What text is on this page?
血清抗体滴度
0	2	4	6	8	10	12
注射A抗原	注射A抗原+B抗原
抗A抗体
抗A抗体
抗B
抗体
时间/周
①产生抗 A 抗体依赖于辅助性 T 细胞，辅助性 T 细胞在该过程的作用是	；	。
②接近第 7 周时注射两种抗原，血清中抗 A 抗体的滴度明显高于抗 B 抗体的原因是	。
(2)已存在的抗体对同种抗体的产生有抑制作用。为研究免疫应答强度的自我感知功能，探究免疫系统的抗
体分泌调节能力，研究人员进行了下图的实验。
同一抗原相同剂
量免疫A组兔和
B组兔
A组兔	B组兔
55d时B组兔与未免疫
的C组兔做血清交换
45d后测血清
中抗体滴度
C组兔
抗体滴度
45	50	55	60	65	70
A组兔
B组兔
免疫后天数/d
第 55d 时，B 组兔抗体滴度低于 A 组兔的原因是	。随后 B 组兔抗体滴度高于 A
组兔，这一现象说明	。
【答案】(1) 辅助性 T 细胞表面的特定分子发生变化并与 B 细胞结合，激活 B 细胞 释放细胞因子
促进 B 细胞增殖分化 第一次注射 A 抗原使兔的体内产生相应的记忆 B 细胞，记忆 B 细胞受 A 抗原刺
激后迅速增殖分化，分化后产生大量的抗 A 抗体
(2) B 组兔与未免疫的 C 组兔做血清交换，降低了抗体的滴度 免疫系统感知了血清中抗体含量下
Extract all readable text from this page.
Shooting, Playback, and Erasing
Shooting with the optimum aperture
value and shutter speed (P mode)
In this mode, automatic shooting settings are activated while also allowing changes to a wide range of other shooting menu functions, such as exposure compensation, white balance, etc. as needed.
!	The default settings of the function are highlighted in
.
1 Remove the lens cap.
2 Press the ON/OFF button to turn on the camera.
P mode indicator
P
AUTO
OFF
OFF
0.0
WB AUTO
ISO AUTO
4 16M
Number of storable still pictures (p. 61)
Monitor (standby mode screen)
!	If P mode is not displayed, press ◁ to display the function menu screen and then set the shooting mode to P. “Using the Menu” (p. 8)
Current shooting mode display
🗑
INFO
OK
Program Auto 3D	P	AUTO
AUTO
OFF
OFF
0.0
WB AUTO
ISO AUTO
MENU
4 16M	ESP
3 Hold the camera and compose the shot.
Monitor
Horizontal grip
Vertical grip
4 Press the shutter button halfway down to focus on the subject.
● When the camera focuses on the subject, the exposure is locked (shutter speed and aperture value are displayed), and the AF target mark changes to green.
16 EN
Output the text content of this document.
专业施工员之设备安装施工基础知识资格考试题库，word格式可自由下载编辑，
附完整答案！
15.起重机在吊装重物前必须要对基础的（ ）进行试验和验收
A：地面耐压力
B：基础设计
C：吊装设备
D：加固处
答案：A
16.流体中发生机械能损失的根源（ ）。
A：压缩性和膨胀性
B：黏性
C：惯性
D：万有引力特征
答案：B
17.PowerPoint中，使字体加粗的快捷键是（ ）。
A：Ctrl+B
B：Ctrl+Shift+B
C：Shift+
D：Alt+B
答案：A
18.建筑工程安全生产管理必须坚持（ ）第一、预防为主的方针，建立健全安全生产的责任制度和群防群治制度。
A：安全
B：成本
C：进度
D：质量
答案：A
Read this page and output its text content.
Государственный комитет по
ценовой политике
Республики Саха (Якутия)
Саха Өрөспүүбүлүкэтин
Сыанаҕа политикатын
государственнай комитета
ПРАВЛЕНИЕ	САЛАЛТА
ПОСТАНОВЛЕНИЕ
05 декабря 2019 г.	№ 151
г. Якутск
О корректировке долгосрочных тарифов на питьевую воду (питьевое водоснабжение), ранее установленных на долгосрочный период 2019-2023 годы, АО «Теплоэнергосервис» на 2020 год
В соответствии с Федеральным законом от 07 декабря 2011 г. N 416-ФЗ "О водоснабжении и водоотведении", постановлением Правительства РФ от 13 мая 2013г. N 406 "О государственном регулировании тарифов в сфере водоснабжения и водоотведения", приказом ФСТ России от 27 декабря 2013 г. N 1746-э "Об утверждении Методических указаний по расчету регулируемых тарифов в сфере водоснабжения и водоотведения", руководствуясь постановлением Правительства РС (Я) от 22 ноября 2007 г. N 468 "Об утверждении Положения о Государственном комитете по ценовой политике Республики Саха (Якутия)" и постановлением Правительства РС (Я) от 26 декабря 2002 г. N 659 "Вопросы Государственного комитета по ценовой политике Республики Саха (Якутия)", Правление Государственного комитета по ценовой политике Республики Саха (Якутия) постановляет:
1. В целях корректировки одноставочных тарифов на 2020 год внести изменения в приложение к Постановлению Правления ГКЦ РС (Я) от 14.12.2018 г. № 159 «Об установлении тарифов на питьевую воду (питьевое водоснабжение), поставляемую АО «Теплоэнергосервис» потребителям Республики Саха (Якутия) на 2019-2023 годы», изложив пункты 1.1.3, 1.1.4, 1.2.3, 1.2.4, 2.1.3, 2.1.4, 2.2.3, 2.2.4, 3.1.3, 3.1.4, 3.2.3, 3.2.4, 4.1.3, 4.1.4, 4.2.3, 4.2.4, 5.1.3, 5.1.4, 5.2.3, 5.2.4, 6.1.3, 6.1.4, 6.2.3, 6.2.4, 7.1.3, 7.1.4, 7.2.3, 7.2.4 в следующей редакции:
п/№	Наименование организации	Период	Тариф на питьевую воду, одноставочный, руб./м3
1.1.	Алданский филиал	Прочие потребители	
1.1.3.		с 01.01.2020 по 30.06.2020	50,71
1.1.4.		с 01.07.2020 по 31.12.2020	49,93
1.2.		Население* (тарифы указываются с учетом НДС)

- Exercise details -
Locate the word "ценовой" in the records and collect each line it appears in.

- The result -
ценовой политике
В соответствии с Федеральным законом от 07 декабря 2011 г. N 416-ФЗ "О водоснабжении и водоотведении", постановлением Правительства РФ от 13 мая 2013г. N 406 "О государственном регулировании тарифов в сфере водоснабжения и водоотведения", приказом ФСТ России от 27 декабря 2013 г. N 1746-э "Об утверждении Методических указаний по расчету регулируемых тарифов в сфере водоснабжения и водоотведения", руководствуясь постановлением Правительства РС (Я) от 22 ноября 2007 г. N 468 "Об утверждении Положения о Государственном комитете по ценовой политике Республики Саха (Якутия)" и постановлением Правительства РС (Я) от 26 декабря 2002 г. N 659 "Вопросы Государственного комитета по ценовой политике Республики Саха (Якутия)", Правление Государственного комитета по ценовой политике Республики Саха (Якутия) постановляет:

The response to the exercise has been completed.